Exercise task:
Format the lines of the items as a JSON list of strings, one string per line with blank lines omitted, starting at the first line and ending at the line that contains "clue-text: North African".

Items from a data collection
· · ·

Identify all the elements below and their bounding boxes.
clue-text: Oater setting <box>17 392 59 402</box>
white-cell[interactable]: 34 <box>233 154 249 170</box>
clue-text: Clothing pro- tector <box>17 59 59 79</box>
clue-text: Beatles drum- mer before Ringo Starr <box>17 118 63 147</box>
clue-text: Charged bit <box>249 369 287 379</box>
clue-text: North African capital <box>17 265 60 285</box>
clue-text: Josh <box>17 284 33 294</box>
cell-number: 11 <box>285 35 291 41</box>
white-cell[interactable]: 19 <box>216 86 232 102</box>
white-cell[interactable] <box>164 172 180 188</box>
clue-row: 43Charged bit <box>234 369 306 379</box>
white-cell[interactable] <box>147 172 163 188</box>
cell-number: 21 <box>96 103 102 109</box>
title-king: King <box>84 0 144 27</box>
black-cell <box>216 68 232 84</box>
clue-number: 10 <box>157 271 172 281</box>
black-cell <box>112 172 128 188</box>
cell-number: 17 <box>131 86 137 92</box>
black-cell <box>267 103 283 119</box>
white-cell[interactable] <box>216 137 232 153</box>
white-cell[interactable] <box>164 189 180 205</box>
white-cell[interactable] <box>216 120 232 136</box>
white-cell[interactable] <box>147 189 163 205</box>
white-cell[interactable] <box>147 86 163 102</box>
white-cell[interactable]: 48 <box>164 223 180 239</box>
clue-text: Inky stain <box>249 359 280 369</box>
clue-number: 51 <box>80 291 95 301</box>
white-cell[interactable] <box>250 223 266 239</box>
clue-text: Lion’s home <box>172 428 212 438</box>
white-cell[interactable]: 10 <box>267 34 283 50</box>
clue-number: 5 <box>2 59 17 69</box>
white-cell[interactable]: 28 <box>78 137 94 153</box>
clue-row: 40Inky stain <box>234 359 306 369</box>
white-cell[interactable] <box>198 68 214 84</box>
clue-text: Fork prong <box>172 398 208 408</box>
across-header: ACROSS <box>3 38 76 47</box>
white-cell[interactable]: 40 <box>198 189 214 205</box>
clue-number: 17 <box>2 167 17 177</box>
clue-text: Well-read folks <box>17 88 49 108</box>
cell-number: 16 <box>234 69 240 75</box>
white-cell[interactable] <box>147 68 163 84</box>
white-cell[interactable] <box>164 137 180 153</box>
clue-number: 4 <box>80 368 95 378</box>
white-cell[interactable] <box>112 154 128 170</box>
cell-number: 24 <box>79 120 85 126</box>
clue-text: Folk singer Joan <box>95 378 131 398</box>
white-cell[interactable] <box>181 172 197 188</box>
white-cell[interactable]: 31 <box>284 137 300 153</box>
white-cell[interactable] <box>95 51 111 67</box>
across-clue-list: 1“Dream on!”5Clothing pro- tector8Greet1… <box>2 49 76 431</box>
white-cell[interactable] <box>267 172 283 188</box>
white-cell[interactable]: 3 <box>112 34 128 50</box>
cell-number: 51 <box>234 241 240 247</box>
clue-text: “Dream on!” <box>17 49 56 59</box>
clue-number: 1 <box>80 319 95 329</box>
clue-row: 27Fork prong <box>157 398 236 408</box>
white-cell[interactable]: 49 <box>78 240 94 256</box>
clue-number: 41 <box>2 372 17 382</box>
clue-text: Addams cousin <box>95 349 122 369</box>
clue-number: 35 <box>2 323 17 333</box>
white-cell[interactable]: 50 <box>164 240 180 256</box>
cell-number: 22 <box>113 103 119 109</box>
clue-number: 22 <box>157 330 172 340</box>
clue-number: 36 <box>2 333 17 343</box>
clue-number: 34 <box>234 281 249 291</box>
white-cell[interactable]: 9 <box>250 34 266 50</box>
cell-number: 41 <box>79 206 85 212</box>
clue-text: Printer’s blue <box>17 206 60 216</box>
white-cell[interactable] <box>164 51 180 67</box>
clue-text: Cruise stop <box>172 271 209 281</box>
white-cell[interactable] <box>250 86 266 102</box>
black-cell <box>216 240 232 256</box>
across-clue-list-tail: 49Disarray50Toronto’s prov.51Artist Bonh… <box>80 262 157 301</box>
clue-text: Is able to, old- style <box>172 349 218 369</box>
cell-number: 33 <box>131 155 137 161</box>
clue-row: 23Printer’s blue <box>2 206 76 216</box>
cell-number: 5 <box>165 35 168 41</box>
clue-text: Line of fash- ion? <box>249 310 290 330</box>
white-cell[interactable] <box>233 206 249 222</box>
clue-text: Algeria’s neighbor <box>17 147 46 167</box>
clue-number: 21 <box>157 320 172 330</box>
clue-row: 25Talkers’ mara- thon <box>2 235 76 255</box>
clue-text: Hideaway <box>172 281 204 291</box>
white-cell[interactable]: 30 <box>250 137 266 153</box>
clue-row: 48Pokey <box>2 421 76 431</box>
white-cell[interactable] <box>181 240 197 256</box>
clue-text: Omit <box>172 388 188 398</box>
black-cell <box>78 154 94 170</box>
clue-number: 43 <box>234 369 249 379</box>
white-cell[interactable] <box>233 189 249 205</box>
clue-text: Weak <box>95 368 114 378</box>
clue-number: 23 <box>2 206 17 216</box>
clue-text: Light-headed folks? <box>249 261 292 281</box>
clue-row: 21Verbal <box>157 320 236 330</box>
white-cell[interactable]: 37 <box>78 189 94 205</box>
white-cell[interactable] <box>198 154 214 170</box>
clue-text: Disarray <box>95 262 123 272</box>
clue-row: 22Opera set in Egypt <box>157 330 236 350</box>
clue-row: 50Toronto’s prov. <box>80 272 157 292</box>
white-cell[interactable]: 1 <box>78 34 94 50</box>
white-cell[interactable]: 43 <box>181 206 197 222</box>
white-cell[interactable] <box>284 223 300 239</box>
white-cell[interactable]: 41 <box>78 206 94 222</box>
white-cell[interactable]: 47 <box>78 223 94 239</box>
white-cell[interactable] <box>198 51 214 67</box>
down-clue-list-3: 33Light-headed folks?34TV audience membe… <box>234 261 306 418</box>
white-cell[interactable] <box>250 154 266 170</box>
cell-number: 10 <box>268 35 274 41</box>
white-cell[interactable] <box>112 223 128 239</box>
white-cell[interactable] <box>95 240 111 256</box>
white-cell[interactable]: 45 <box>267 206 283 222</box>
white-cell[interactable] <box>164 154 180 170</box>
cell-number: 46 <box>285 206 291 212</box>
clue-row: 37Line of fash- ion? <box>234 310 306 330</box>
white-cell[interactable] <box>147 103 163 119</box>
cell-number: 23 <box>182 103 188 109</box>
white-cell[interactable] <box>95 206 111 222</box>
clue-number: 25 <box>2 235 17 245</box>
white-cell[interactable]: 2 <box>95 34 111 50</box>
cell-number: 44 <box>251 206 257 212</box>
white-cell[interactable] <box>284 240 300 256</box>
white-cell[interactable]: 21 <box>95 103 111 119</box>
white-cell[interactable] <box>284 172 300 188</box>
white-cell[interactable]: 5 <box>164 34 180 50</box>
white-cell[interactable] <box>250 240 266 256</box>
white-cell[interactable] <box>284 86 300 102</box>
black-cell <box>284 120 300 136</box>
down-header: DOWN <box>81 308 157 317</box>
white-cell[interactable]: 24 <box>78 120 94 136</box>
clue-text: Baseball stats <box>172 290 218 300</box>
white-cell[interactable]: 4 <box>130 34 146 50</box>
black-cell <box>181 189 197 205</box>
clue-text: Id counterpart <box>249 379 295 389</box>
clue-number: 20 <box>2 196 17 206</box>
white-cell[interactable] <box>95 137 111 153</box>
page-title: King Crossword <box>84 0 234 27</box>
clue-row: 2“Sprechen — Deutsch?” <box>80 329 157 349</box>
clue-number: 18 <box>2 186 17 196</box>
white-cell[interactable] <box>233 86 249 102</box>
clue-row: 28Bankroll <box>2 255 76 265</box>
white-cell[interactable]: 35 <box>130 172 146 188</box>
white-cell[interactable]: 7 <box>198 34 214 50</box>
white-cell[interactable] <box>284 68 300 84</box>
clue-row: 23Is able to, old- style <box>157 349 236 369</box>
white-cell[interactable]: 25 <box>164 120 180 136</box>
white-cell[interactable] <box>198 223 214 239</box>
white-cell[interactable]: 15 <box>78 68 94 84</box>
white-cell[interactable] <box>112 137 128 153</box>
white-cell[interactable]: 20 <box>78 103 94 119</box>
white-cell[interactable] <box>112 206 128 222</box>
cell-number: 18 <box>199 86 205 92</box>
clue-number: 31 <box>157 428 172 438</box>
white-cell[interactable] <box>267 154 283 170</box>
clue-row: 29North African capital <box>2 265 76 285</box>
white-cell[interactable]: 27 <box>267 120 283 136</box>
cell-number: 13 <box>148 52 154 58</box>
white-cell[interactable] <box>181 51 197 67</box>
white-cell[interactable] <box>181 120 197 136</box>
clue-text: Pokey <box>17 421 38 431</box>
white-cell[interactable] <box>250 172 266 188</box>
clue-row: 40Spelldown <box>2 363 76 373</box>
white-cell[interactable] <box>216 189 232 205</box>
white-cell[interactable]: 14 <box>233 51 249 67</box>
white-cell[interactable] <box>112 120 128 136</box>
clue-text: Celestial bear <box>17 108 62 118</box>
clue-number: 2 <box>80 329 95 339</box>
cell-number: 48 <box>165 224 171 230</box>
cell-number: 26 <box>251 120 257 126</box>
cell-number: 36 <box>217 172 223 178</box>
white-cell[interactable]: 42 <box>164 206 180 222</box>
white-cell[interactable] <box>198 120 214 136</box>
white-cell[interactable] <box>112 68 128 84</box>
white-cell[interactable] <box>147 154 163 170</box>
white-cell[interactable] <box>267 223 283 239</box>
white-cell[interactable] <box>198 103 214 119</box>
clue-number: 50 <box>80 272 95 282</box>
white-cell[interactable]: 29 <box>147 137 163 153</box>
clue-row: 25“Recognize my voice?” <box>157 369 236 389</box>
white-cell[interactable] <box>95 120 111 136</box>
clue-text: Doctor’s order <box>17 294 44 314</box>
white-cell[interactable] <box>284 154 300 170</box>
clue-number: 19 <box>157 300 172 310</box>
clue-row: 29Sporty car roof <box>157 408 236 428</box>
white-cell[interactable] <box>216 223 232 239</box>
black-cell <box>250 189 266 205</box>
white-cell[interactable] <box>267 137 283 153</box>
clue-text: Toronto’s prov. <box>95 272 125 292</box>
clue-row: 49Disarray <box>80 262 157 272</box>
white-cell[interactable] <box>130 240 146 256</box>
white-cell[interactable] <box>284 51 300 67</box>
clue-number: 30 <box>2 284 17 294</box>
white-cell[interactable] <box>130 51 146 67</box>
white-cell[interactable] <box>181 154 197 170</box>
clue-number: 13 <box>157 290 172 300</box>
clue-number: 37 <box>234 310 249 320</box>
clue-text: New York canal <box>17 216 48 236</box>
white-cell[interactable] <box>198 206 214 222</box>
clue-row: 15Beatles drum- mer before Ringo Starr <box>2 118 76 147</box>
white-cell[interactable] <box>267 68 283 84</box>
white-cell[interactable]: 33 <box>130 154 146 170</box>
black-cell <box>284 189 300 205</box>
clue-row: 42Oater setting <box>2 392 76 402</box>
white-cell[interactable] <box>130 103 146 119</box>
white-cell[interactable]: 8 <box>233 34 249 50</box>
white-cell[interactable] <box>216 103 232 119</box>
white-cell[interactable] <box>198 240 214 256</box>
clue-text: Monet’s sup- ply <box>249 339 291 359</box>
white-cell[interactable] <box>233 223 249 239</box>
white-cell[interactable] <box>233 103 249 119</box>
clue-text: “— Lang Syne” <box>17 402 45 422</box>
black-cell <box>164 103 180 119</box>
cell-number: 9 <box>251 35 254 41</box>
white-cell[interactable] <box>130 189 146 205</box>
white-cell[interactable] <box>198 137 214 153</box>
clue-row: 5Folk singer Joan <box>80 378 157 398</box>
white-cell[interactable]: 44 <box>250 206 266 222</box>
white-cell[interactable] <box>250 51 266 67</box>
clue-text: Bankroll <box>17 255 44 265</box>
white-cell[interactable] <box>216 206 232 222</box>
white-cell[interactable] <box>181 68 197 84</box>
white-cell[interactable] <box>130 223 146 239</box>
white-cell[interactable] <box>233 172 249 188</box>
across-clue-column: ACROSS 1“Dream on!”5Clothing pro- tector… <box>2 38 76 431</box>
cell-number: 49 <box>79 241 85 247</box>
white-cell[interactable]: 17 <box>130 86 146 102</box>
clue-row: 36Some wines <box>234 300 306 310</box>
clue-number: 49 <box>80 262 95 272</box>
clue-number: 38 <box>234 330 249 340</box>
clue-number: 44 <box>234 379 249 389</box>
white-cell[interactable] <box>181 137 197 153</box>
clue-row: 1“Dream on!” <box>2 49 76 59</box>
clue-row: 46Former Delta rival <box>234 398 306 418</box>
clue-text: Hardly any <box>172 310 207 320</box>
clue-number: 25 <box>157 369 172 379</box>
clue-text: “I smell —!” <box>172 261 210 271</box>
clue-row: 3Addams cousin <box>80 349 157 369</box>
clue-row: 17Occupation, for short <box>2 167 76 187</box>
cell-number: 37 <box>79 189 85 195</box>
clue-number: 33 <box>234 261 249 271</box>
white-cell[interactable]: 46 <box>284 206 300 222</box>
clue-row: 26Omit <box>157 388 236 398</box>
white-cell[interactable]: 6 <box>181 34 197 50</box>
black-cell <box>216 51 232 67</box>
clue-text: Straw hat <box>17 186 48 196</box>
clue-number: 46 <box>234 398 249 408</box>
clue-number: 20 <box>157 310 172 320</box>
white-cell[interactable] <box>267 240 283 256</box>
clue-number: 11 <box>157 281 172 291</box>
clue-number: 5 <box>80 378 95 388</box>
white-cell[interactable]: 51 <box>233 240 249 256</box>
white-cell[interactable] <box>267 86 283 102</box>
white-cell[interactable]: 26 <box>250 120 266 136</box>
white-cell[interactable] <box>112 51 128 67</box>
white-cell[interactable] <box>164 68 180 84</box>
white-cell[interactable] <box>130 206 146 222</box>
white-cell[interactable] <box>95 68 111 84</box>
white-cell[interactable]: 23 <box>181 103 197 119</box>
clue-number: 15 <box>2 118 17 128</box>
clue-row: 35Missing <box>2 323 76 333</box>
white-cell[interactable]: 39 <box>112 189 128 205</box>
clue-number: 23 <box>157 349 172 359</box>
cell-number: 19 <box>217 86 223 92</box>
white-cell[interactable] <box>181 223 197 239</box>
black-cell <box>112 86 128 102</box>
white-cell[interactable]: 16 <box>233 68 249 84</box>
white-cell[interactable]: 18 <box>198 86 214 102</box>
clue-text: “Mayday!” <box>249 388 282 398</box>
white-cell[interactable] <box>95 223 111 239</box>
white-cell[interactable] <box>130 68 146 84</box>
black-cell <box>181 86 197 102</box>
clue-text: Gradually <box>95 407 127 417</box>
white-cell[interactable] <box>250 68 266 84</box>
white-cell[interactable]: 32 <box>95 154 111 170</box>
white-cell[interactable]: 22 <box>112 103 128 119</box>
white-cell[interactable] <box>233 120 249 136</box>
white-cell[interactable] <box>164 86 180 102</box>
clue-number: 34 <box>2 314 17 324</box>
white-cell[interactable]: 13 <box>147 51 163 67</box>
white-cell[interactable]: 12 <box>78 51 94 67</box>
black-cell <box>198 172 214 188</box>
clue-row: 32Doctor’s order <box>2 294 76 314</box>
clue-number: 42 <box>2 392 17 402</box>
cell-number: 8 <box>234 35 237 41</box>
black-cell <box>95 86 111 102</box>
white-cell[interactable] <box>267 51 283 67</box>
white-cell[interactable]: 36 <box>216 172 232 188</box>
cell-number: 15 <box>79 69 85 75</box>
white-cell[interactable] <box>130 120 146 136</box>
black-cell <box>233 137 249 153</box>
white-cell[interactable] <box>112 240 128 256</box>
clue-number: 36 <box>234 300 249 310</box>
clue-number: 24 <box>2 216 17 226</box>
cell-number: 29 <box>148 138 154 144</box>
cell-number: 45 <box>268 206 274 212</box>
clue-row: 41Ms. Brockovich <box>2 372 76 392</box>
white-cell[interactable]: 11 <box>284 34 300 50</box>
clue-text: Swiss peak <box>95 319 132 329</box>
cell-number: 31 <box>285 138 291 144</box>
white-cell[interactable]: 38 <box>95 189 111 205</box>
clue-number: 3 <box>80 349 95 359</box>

· · ·

Finished task:
[
  "Identify all the elements below and their bounding boxes.",
  "clue-text: Oater setting <box>17 392 59 402</box>",
  "white-cell[interactable]: 34 <box>233 154 249 170</box>",
  "clue-text: Clothing pro- tector <box>17 59 59 79</box>",
  "clue-text: Beatles drum- mer before Ringo Starr <box>17 118 63 147</box>",
  "clue-text: Charged bit <box>249 369 287 379</box>",
  "clue-text: North African capital <box>17 265 60 285</box>"
]